▶ **EXERCISE DETAILS**:
Copy every line in which the string "Toko" occurs.

▶ **DATA RECORDS**:
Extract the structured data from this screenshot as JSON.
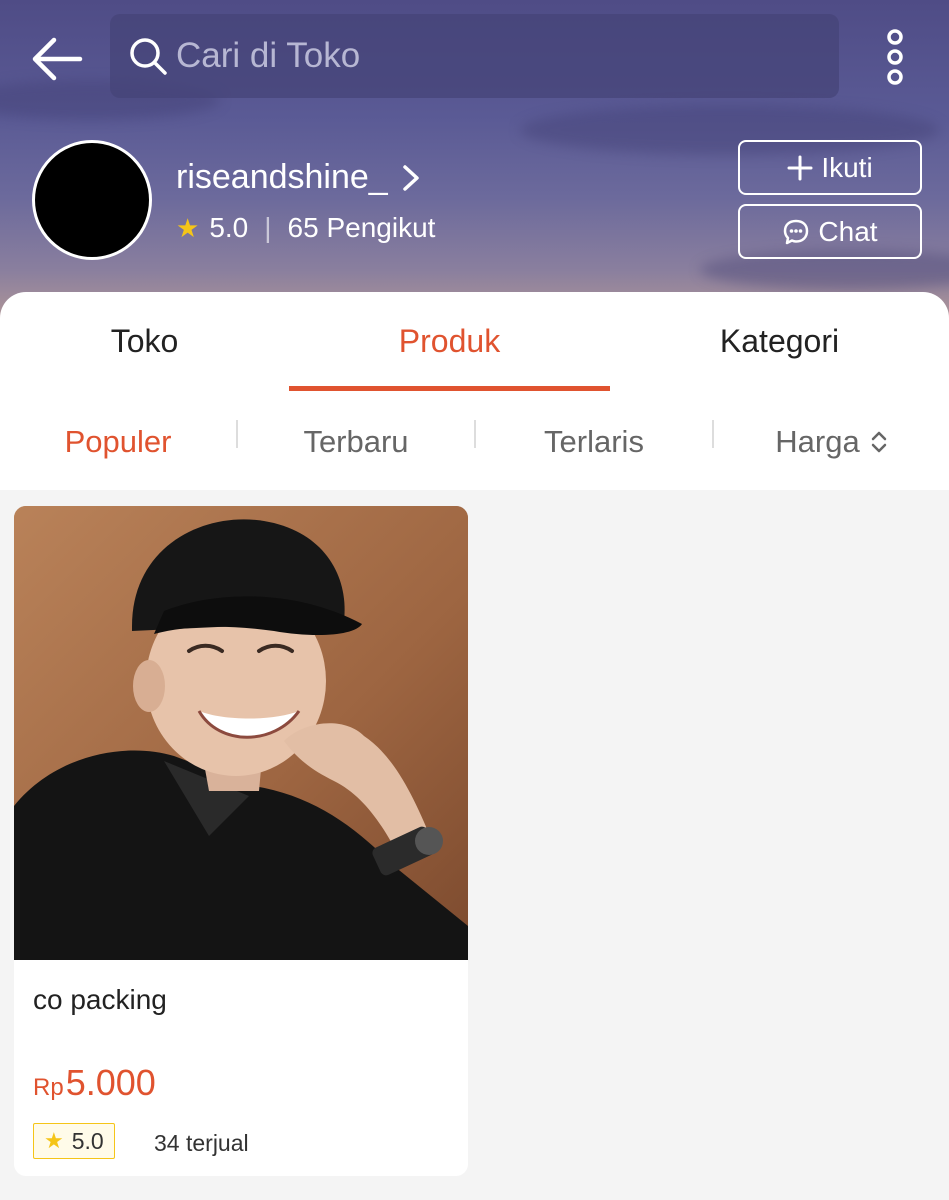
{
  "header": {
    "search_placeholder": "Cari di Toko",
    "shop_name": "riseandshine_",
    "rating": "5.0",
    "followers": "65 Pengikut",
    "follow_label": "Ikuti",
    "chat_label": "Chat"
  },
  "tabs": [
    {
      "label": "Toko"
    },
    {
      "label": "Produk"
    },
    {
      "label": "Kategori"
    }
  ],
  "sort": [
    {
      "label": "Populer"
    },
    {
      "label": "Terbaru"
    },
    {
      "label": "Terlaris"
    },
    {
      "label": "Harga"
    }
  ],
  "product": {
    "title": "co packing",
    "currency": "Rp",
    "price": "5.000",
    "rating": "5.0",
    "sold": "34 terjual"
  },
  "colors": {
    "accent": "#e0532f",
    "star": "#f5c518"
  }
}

▶ **WORKED SOLUTION**:
    "search_placeholder": "Cari di Toko",
      "label": "Toko"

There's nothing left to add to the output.